Aim of the exercise ::
Transcribe the material exactly. Images do not belong in the copy.

-- begin Task input --

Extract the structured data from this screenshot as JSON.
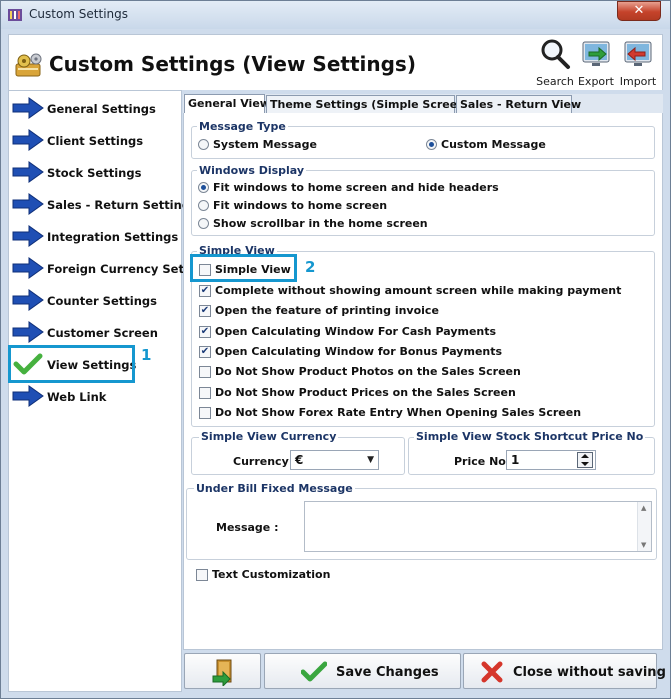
{
  "window": {
    "title": "Custom Settings",
    "close_glyph": "✕"
  },
  "header": {
    "title": "Custom Settings (View Settings)",
    "tools": [
      {
        "label": "Search",
        "icon": "search-icon"
      },
      {
        "label": "Export",
        "icon": "export-icon"
      },
      {
        "label": "Import",
        "icon": "import-icon"
      }
    ]
  },
  "sidebar": {
    "items": [
      {
        "label": "General Settings",
        "icon": "arrow-right-icon"
      },
      {
        "label": "Client Settings",
        "icon": "arrow-right-icon"
      },
      {
        "label": "Stock Settings",
        "icon": "arrow-right-icon"
      },
      {
        "label": "Sales - Return Settings",
        "icon": "arrow-right-icon"
      },
      {
        "label": "Integration Settings",
        "icon": "arrow-right-icon"
      },
      {
        "label": "Foreign Currency Settin",
        "icon": "arrow-right-icon"
      },
      {
        "label": "Counter Settings",
        "icon": "arrow-right-icon"
      },
      {
        "label": "Customer Screen",
        "icon": "arrow-right-icon"
      },
      {
        "label": "View Settings",
        "icon": "checkmark-icon"
      },
      {
        "label": "Web Link",
        "icon": "arrow-right-icon"
      }
    ]
  },
  "tabs": [
    {
      "label": "General View",
      "active": true
    },
    {
      "label": "Theme Settings (Simple Screen)",
      "active": false
    },
    {
      "label": "Sales - Return View",
      "active": false
    }
  ],
  "message_type": {
    "title": "Message Type",
    "options": [
      {
        "label": "System Message",
        "selected": false
      },
      {
        "label": "Custom Message",
        "selected": true
      }
    ]
  },
  "windows_display": {
    "title": "Windows Display",
    "options": [
      {
        "label": "Fit windows to home screen and hide headers",
        "selected": true
      },
      {
        "label": "Fit windows to home screen",
        "selected": false
      },
      {
        "label": "Show scrollbar in the home screen",
        "selected": false
      }
    ]
  },
  "simple_view": {
    "title": "Simple View",
    "options": [
      {
        "label": "Simple View",
        "checked": false
      },
      {
        "label": "Complete without showing amount screen while making payment",
        "checked": true
      },
      {
        "label": "Open the feature of printing invoice",
        "checked": true
      },
      {
        "label": "Open Calculating Window For Cash Payments",
        "checked": true
      },
      {
        "label": "Open Calculating Window for Bonus Payments",
        "checked": true
      },
      {
        "label": "Do Not Show Product Photos on the Sales Screen",
        "checked": false
      },
      {
        "label": "Do Not Show Product Prices on the Sales Screen",
        "checked": false
      },
      {
        "label": "Do Not Show Forex Rate Entry When Opening Sales Screen",
        "checked": false
      }
    ]
  },
  "currency": {
    "title": "Simple View Currency",
    "label": "Currency",
    "value": "€"
  },
  "shortcut": {
    "title": "Simple View Stock Shortcut Price No",
    "label": "Price No",
    "value": "1"
  },
  "bill_message": {
    "title": "Under Bill Fixed Message",
    "label": "Message :",
    "value": ""
  },
  "text_customization": {
    "label": "Text Customization",
    "checked": false
  },
  "buttons": {
    "save": "Save Changes",
    "close": "Close without saving"
  },
  "annotations": {
    "first": "1",
    "second": "2"
  },
  "check_glyph": "✔",
  "colors": {
    "highlight": "#1597cf",
    "group_title": "#1c3566",
    "arrow_blue": "#1f4fb4"
  }
}
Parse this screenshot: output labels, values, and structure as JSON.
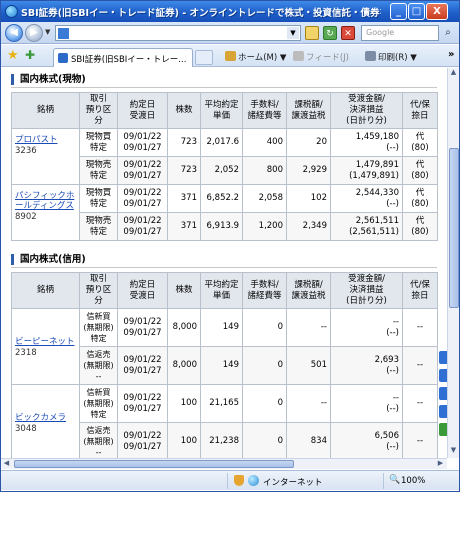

-- end Task input --

Answer for the task ::
Extract the structured data from this screenshot as JSON.
{
  "window": {
    "title": "Custom Settings",
    "close_glyph": "✕"
  },
  "header": {
    "title": "Custom Settings (View Settings)",
    "tools": [
      {
        "label": "Search",
        "icon": "search-icon"
      },
      {
        "label": "Export",
        "icon": "export-icon"
      },
      {
        "label": "Import",
        "icon": "import-icon"
      }
    ]
  },
  "sidebar": {
    "items": [
      {
        "label": "General Settings",
        "icon": "arrow-right-icon"
      },
      {
        "label": "Client Settings",
        "icon": "arrow-right-icon"
      },
      {
        "label": "Stock Settings",
        "icon": "arrow-right-icon"
      },
      {
        "label": "Sales - Return Settings",
        "icon": "arrow-right-icon"
      },
      {
        "label": "Integration Settings",
        "icon": "arrow-right-icon"
      },
      {
        "label": "Foreign Currency Settin",
        "icon": "arrow-right-icon"
      },
      {
        "label": "Counter Settings",
        "icon": "arrow-right-icon"
      },
      {
        "label": "Customer Screen",
        "icon": "arrow-right-icon"
      },
      {
        "label": "View Settings",
        "icon": "checkmark-icon"
      },
      {
        "label": "Web Link",
        "icon": "arrow-right-icon"
      }
    ]
  },
  "tabs": [
    {
      "label": "General View",
      "active": true
    },
    {
      "label": "Theme Settings (Simple Screen)",
      "active": false
    },
    {
      "label": "Sales - Return View",
      "active": false
    }
  ],
  "message_type": {
    "title": "Message Type",
    "options": [
      {
        "label": "System Message",
        "selected": false
      },
      {
        "label": "Custom Message",
        "selected": true
      }
    ]
  },
  "windows_display": {
    "title": "Windows Display",
    "options": [
      {
        "label": "Fit windows to home screen and hide headers",
        "selected": true
      },
      {
        "label": "Fit windows to home screen",
        "selected": false
      },
      {
        "label": "Show scrollbar in the home screen",
        "selected": false
      }
    ]
  },
  "simple_view": {
    "title": "Simple View",
    "options": [
      {
        "label": "Simple View",
        "checked": false
      },
      {
        "label": "Complete without showing amount screen while making payment",
        "checked": true
      },
      {
        "label": "Open the feature of printing invoice",
        "checked": true
      },
      {
        "label": "Open Calculating Window For Cash Payments",
        "checked": true
      },
      {
        "label": "Open Calculating Window for Bonus Payments",
        "checked": true
      },
      {
        "label": "Do Not Show Product Photos on the Sales Screen",
        "checked": false
      },
      {
        "label": "Do Not Show Product Prices on the Sales Screen",
        "checked": false
      },
      {
        "label": "Do Not Show Forex Rate Entry When Opening Sales Screen",
        "checked": false
      }
    ]
  },
  "currency": {
    "title": "Simple View Currency",
    "label": "Currency",
    "value": "€"
  },
  "shortcut": {
    "title": "Simple View Stock Shortcut Price No",
    "label": "Price No",
    "value": "1"
  },
  "bill_message": {
    "title": "Under Bill Fixed Message",
    "label": "Message :",
    "value": ""
  },
  "text_customization": {
    "label": "Text Customization",
    "checked": false
  },
  "buttons": {
    "save": "Save Changes",
    "close": "Close without saving"
  },
  "annotations": {
    "first": "1",
    "second": "2"
  },
  "check_glyph": "✔",
  "colors": {
    "highlight": "#1597cf",
    "group_title": "#1c3566",
    "arrow_blue": "#1f4fb4"
  }
}
Parse this screenshot: output labels, values, and structure as JSON.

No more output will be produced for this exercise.